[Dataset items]
========================

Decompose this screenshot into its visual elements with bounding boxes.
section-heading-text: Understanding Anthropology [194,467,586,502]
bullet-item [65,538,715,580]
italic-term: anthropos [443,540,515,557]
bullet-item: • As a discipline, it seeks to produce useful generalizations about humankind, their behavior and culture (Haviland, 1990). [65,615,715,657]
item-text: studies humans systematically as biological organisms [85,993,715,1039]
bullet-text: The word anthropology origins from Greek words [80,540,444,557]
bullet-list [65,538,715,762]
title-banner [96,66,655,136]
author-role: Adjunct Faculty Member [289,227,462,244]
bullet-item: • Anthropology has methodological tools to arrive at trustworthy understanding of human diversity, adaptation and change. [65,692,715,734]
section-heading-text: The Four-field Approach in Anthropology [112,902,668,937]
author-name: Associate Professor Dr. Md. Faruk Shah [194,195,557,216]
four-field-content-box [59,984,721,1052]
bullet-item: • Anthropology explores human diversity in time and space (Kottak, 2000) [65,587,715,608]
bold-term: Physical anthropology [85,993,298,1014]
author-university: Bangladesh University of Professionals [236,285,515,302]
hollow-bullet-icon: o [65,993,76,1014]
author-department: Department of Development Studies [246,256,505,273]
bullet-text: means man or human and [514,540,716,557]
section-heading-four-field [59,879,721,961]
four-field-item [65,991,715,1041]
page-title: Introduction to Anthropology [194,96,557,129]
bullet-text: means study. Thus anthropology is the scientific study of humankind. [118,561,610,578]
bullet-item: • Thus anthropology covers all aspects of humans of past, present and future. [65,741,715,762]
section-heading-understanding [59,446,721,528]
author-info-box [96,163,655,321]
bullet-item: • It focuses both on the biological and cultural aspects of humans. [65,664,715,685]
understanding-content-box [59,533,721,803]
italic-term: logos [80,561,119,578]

========================

▶ REQUIRED WORK: Reproduce the listing from its first line through the line that contains "italic-term: anthropos [443,540,515,557]", keeping every character unchanged.

▶ SOLVED EXERCISE:
Decompose this screenshot into its visual elements with bounding boxes.
section-heading-text: Understanding Anthropology [194,467,586,502]
bullet-item [65,538,715,580]
italic-term: anthropos [443,540,515,557]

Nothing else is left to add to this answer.